[Figure collection entries]
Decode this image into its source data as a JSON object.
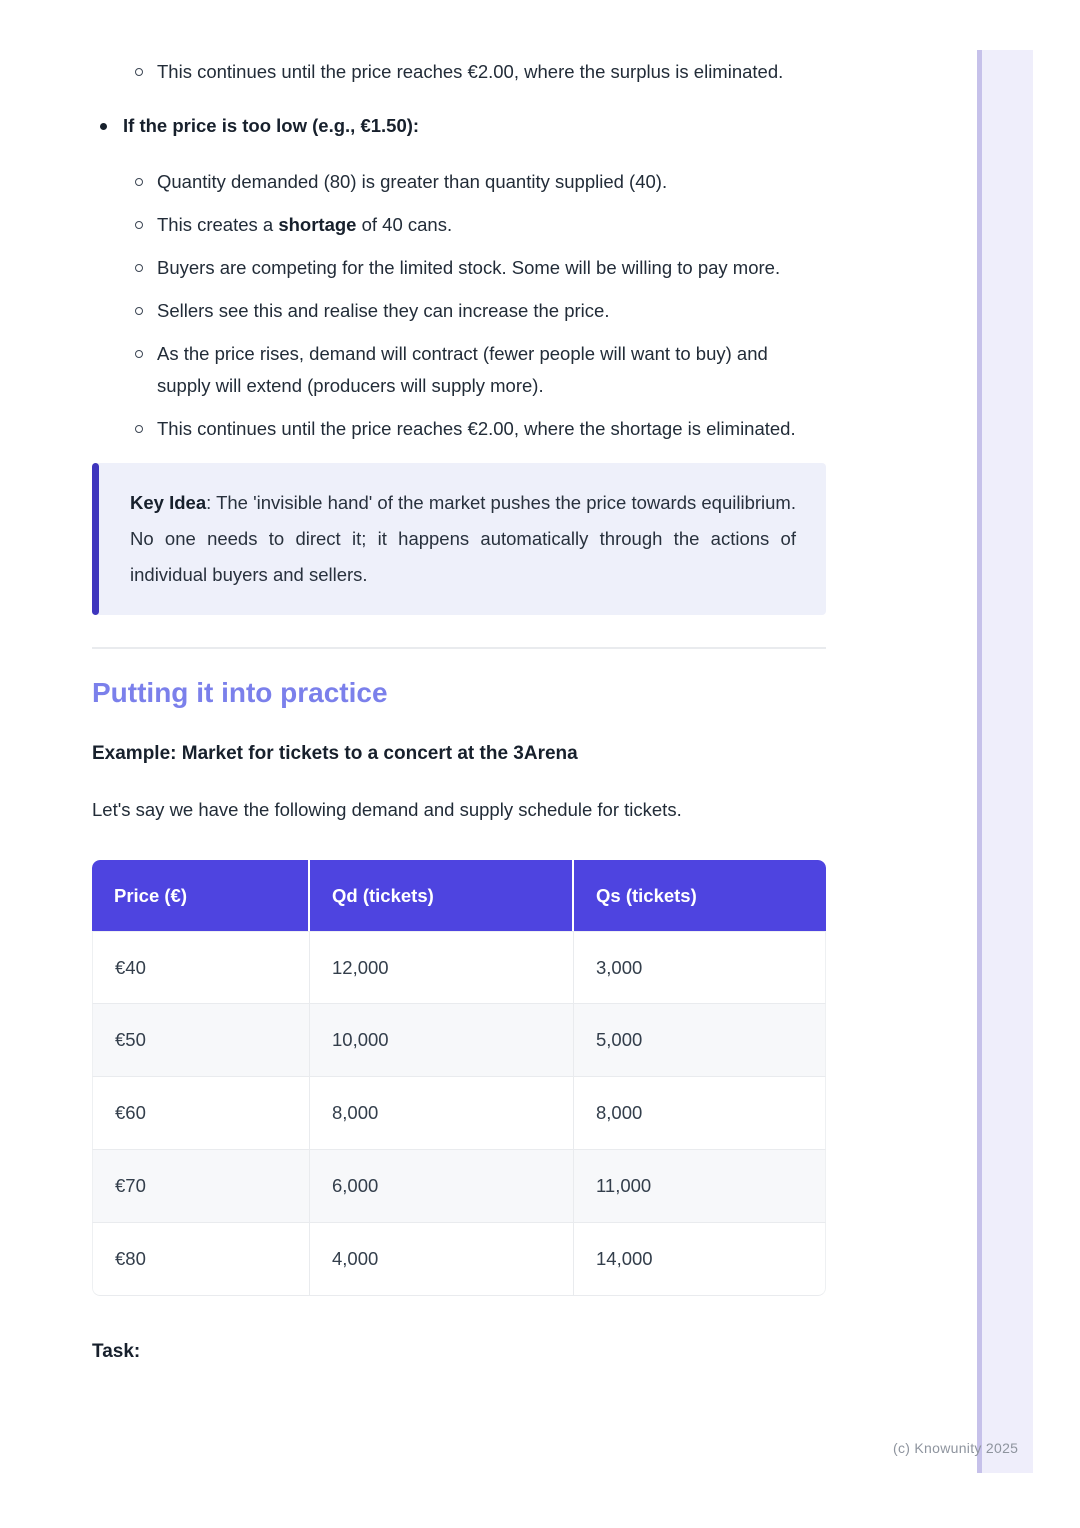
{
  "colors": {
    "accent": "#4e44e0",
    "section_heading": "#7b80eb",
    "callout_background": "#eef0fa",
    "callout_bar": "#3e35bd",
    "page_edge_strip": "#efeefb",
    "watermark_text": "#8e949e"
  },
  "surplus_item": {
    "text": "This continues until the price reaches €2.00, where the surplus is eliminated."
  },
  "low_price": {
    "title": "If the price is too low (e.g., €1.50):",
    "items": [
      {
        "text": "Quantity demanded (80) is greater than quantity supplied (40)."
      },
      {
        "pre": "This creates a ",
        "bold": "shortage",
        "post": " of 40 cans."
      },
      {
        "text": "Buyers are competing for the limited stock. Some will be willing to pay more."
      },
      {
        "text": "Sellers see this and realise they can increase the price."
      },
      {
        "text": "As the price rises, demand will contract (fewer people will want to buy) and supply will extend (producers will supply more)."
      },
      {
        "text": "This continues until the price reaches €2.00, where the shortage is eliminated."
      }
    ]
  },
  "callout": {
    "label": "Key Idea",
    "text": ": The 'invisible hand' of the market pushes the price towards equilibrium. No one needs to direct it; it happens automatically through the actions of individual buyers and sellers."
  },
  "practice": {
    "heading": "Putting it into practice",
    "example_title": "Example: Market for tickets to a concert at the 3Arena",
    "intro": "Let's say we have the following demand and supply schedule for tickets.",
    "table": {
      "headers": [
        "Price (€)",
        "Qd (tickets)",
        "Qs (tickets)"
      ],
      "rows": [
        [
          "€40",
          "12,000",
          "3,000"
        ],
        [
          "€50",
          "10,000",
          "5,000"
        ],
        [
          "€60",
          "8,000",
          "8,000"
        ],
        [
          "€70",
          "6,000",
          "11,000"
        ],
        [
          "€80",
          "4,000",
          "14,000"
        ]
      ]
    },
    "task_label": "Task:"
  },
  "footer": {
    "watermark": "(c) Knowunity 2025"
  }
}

## What is needed
Check each line of the entries for the string "continues". Copy the lines that have it.

## Written solution
    "text": "This continues until the price reaches €2.00, where the surplus is eliminated."
        "text": "This continues until the price reaches €2.00, where the shortage is eliminated."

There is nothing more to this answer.